Give only the number of lines that include the string "caso".
--- begin ENTRIES SHOWN ---
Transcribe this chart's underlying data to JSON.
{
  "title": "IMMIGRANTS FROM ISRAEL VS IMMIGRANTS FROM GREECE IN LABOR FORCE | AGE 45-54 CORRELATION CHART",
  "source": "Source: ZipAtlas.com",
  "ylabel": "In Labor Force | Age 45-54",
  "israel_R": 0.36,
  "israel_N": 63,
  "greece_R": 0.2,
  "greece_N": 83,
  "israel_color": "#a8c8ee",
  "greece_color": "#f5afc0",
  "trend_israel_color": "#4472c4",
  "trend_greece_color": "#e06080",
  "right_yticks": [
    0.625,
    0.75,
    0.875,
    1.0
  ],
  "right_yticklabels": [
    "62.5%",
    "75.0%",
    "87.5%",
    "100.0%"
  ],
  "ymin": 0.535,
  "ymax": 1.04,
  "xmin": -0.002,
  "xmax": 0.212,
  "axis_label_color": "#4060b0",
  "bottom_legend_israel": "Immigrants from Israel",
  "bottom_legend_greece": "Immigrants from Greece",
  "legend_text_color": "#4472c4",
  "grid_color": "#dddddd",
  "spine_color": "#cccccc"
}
--- end ENTRIES SHOWN ---
--- begin ENTRIES SHOWN ---
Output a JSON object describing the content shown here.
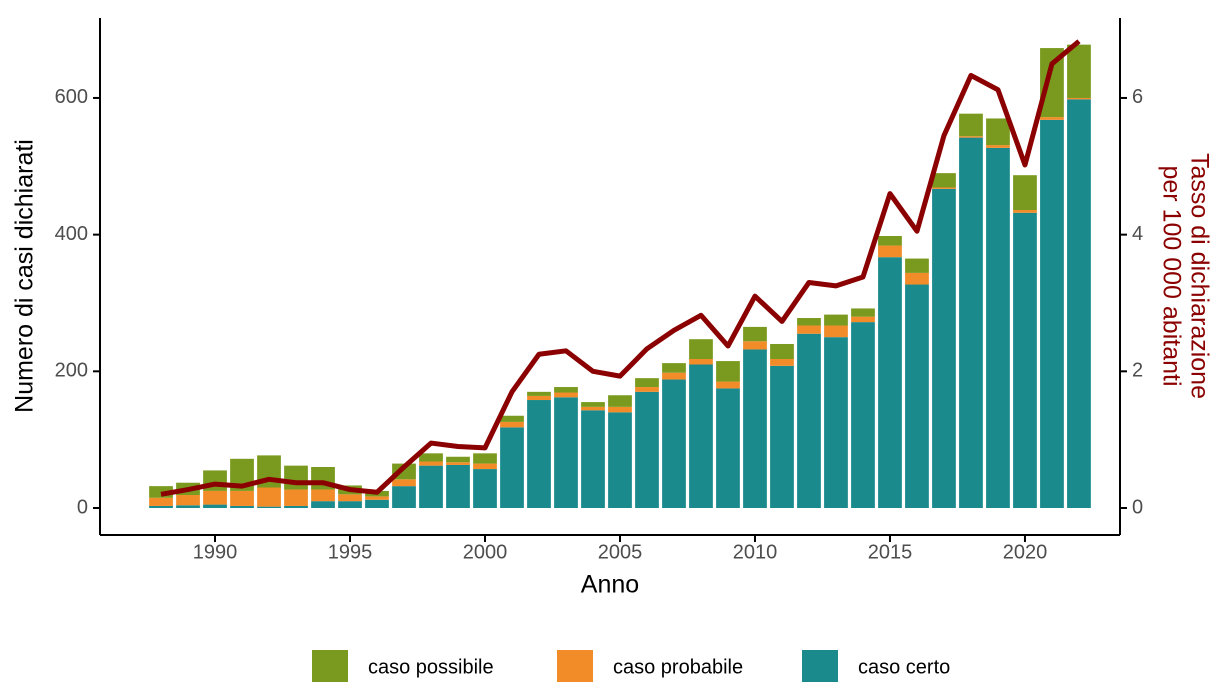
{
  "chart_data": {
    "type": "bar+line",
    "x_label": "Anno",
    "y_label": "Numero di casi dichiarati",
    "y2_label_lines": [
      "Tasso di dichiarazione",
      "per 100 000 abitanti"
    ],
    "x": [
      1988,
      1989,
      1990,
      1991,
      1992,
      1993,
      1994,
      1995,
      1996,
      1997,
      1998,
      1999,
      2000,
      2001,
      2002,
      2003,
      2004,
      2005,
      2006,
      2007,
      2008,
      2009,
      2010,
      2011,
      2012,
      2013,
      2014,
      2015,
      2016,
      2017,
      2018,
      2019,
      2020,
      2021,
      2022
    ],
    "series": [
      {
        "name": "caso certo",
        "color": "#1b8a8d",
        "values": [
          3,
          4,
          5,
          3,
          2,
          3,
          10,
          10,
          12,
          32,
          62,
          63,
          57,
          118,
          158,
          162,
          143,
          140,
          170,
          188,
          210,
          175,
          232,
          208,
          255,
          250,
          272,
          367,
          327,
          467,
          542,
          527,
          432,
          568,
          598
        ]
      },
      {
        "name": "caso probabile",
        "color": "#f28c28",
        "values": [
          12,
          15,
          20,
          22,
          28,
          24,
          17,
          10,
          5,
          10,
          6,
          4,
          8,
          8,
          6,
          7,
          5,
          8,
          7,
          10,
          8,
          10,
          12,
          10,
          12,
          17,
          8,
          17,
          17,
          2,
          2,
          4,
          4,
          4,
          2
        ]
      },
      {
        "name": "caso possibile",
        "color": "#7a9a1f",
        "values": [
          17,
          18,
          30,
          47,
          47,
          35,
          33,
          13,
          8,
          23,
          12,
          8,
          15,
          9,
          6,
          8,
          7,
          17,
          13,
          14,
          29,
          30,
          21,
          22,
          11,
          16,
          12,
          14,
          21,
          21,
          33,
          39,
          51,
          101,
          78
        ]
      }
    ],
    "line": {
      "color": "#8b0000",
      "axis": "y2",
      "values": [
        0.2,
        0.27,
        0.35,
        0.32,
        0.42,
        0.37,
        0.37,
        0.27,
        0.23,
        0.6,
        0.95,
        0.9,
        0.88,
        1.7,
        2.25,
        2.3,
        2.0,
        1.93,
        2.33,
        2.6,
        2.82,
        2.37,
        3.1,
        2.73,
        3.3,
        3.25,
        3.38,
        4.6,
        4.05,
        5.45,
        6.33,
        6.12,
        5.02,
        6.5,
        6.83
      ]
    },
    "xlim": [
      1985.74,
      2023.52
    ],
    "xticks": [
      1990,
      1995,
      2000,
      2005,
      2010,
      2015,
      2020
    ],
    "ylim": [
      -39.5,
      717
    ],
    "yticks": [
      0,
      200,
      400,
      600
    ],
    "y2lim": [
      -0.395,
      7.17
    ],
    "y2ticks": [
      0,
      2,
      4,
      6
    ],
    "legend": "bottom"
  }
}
--- end ENTRIES SHOWN ---
CORRECT RESPONSE:
3